§ **Work instruction**:
Leaving the pictures aside, return all of the data below exactly.

§ **Data for review**:
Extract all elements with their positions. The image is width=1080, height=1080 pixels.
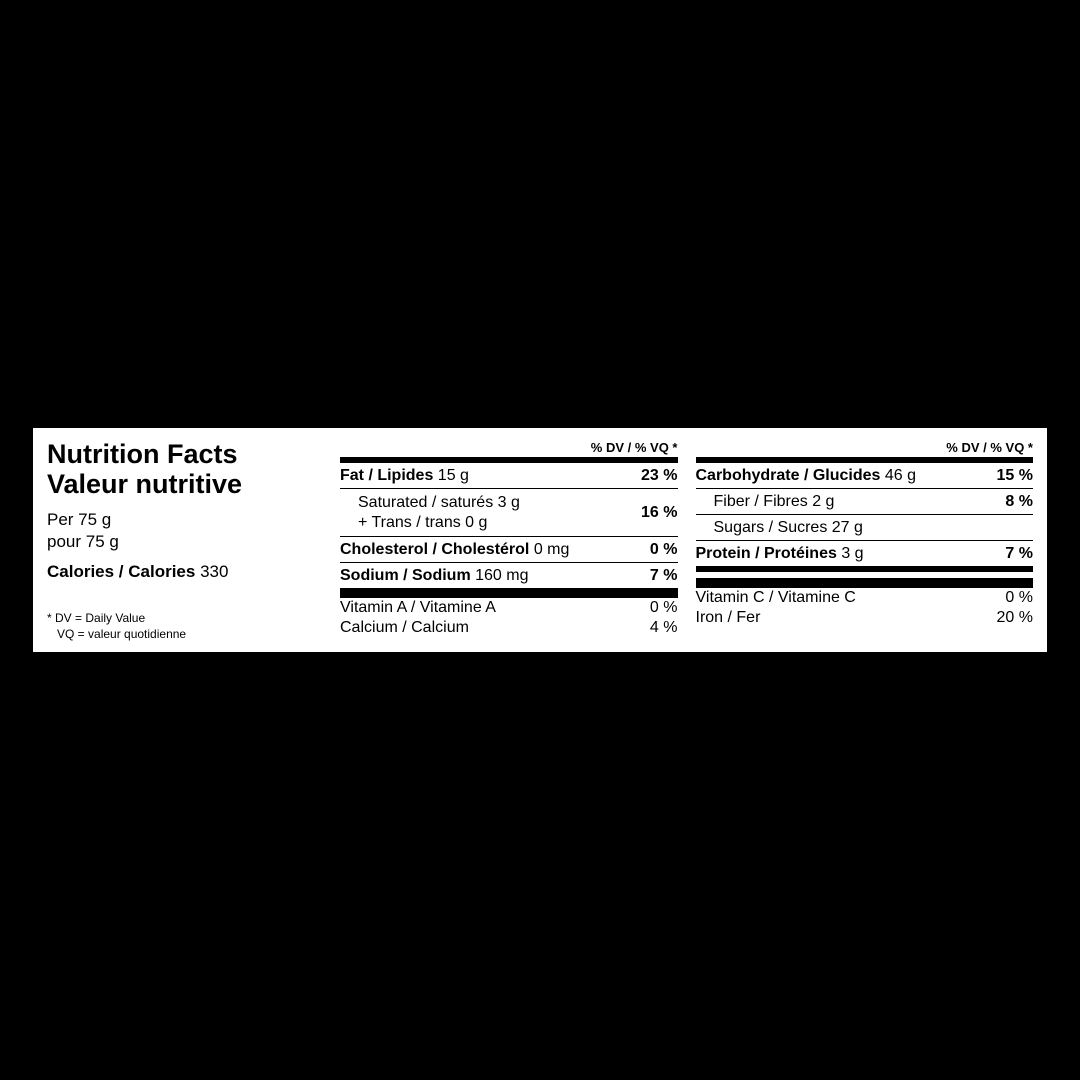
- protein-amount: 3 g: [841, 545, 863, 562]
- sugars-label: Sugars / Sucres: [714, 519, 828, 536]
- dv-header-1: % DV / % VQ *: [340, 440, 678, 457]
- fiber-pct: 8 %: [1005, 493, 1033, 511]
- row-sat-trans: Saturated / saturés 3 g + Trans / trans …: [340, 489, 678, 536]
- fat-pct: 23 %: [641, 467, 677, 485]
- fat-amount: 15 g: [438, 467, 469, 484]
- row-calcium: Calcium / Calcium 4 %: [340, 618, 678, 638]
- chol-label: Cholesterol / Cholestérol: [340, 541, 529, 558]
- row-vitC: Vitamin C / Vitamine C 0 %: [696, 588, 1034, 608]
- footnote-line2: VQ = valeur quotidienne: [47, 626, 322, 642]
- sodium-label: Sodium / Sodium: [340, 567, 471, 584]
- serving: Per 75 g pour 75 g: [47, 509, 322, 552]
- calcium-pct: 4 %: [650, 619, 678, 637]
- rule: [340, 588, 678, 598]
- sodium-pct: 7 %: [650, 567, 678, 585]
- carb-label: Carbohydrate / Glucides: [696, 467, 881, 484]
- nutrients-col-2: % DV / % VQ * Carbohydrate / Glucides 46…: [696, 440, 1034, 642]
- footnote-line1: * DV = Daily Value: [47, 611, 145, 625]
- serving-en: Per 75 g: [47, 510, 111, 529]
- calcium-label: Calcium / Calcium: [340, 619, 469, 637]
- carb-amount: 46 g: [885, 467, 916, 484]
- row-fat: Fat / Lipides 15 g 23 %: [340, 463, 678, 488]
- dv-header-2: % DV / % VQ *: [696, 440, 1034, 457]
- chol-amount: 0 mg: [534, 541, 570, 558]
- row-fiber: Fiber / Fibres 2 g 8 %: [696, 489, 1034, 514]
- protein-pct: 7 %: [1005, 545, 1033, 563]
- vitC-pct: 0 %: [1005, 589, 1033, 607]
- nutrition-facts-panel: Nutrition Facts Valeur nutritive Per 75 …: [30, 425, 1050, 655]
- nutrients-col-1: % DV / % VQ * Fat / Lipides 15 g 23 % Sa…: [340, 440, 678, 642]
- row-cholesterol: Cholesterol / Cholestérol 0 mg 0 %: [340, 537, 678, 562]
- vitC-label: Vitamin C / Vitamine C: [696, 589, 856, 607]
- row-sodium: Sodium / Sodium 160 mg 7 %: [340, 563, 678, 588]
- vitA-label: Vitamin A / Vitamine A: [340, 599, 496, 617]
- rule: [696, 578, 1034, 588]
- carb-pct: 15 %: [997, 467, 1033, 485]
- row-carb: Carbohydrate / Glucides 46 g 15 %: [696, 463, 1034, 488]
- row-iron: Iron / Fer 20 %: [696, 608, 1034, 628]
- title-fr: Valeur nutritive: [47, 470, 322, 500]
- protein-label: Protein / Protéines: [696, 545, 837, 562]
- sugars-amount: 27 g: [832, 519, 863, 536]
- serving-fr: pour 75 g: [47, 532, 119, 551]
- row-sugars: Sugars / Sucres 27 g: [696, 515, 1034, 540]
- row-protein: Protein / Protéines 3 g 7 %: [696, 541, 1034, 566]
- chol-pct: 0 %: [650, 541, 678, 559]
- fiber-amount: 2 g: [812, 493, 834, 510]
- vitA-pct: 0 %: [650, 599, 678, 617]
- calories: Calories / Calories 330: [47, 562, 322, 582]
- row-vitA: Vitamin A / Vitamine A 0 %: [340, 598, 678, 618]
- left-column: Nutrition Facts Valeur nutritive Per 75 …: [47, 440, 322, 642]
- fat-label: Fat / Lipides: [340, 467, 433, 484]
- iron-label: Iron / Fer: [696, 609, 761, 627]
- trans-line: + Trans / trans 0 g: [358, 514, 487, 531]
- saturated-line: Saturated / saturés 3 g: [358, 494, 520, 511]
- sat-trans-pct: 16 %: [641, 504, 677, 522]
- calories-label: Calories / Calories: [47, 562, 195, 581]
- calories-value: 330: [200, 562, 228, 581]
- fiber-label: Fiber / Fibres: [714, 493, 808, 510]
- footnote: * DV = Daily Value VQ = valeur quotidien…: [47, 610, 322, 642]
- sodium-amount: 160 mg: [475, 567, 528, 584]
- title-en: Nutrition Facts: [47, 440, 322, 470]
- iron-pct: 20 %: [997, 609, 1033, 627]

§ **Exercise answer**:
Extract all elements with their positions. The image is width=1080, height=1080 pixels.
- protein-amount: 3 g: [841, 545, 863, 562]
- sugars-label: Sugars / Sucres: [714, 519, 828, 536]
- dv-header-1: % DV / % VQ *: [340, 440, 678, 457]
- fiber-pct: 8 %: [1005, 493, 1033, 511]
- row-sat-trans: Saturated / saturés 3 g + Trans / trans …: [340, 489, 678, 536]
- fat-pct: 23 %: [641, 467, 677, 485]
- fat-amount: 15 g: [438, 467, 469, 484]
- row-calcium: Calcium / Calcium 4 %: [340, 618, 678, 638]
- chol-label: Cholesterol / Cholestérol: [340, 541, 529, 558]
- row-vitC: Vitamin C / Vitamine C 0 %: [696, 588, 1034, 608]
- footnote-line2: VQ = valeur quotidienne: [47, 626, 322, 642]
- sodium-label: Sodium / Sodium: [340, 567, 471, 584]
- serving: Per 75 g pour 75 g: [47, 509, 322, 552]
- calcium-pct: 4 %: [650, 619, 678, 637]
- rule: [340, 588, 678, 598]
- sodium-pct: 7 %: [650, 567, 678, 585]
- carb-label: Carbohydrate / Glucides: [696, 467, 881, 484]
- nutrients-col-2: % DV / % VQ * Carbohydrate / Glucides 46…: [696, 440, 1034, 642]
- footnote-line1: * DV = Daily Value: [47, 611, 145, 625]
- serving-en: Per 75 g: [47, 510, 111, 529]
- calcium-label: Calcium / Calcium: [340, 619, 469, 637]
- carb-amount: 46 g: [885, 467, 916, 484]
- row-fat: Fat / Lipides 15 g 23 %: [340, 463, 678, 488]
- dv-header-2: % DV / % VQ *: [696, 440, 1034, 457]
- chol-amount: 0 mg: [534, 541, 570, 558]
- row-fiber: Fiber / Fibres 2 g 8 %: [696, 489, 1034, 514]
- protein-pct: 7 %: [1005, 545, 1033, 563]
- vitC-pct: 0 %: [1005, 589, 1033, 607]
- nutrition-facts-panel: Nutrition Facts Valeur nutritive Per 75 …: [30, 425, 1050, 655]
- nutrients-col-1: % DV / % VQ * Fat / Lipides 15 g 23 % Sa…: [340, 440, 678, 642]
- row-cholesterol: Cholesterol / Cholestérol 0 mg 0 %: [340, 537, 678, 562]
- vitC-label: Vitamin C / Vitamine C: [696, 589, 856, 607]
- row-sodium: Sodium / Sodium 160 mg 7 %: [340, 563, 678, 588]
- vitA-label: Vitamin A / Vitamine A: [340, 599, 496, 617]
- rule: [696, 578, 1034, 588]
- carb-pct: 15 %: [997, 467, 1033, 485]
- row-carb: Carbohydrate / Glucides 46 g 15 %: [696, 463, 1034, 488]
- row-iron: Iron / Fer 20 %: [696, 608, 1034, 628]
- title-fr: Valeur nutritive: [47, 470, 322, 500]
- protein-label: Protein / Protéines: [696, 545, 837, 562]
- sugars-amount: 27 g: [832, 519, 863, 536]
- serving-fr: pour 75 g: [47, 532, 119, 551]
- row-sugars: Sugars / Sucres 27 g: [696, 515, 1034, 540]
- row-protein: Protein / Protéines 3 g 7 %: [696, 541, 1034, 566]
- chol-pct: 0 %: [650, 541, 678, 559]
- fiber-amount: 2 g: [812, 493, 834, 510]
- vitA-pct: 0 %: [650, 599, 678, 617]
- calories: Calories / Calories 330: [47, 562, 322, 582]
- row-vitA: Vitamin A / Vitamine A 0 %: [340, 598, 678, 618]
- left-column: Nutrition Facts Valeur nutritive Per 75 …: [47, 440, 322, 642]
- fat-label: Fat / Lipides: [340, 467, 433, 484]
- iron-label: Iron / Fer: [696, 609, 761, 627]
- trans-line: + Trans / trans 0 g: [358, 514, 487, 531]
- saturated-line: Saturated / saturés 3 g: [358, 494, 520, 511]
- sat-trans-pct: 16 %: [641, 504, 677, 522]
- calories-label: Calories / Calories: [47, 562, 195, 581]
- calories-value: 330: [200, 562, 228, 581]
- fiber-label: Fiber / Fibres: [714, 493, 808, 510]
- footnote: * DV = Daily Value VQ = valeur quotidien…: [47, 610, 322, 642]
- sodium-amount: 160 mg: [475, 567, 528, 584]
- title-en: Nutrition Facts: [47, 440, 322, 470]
- iron-pct: 20 %: [997, 609, 1033, 627]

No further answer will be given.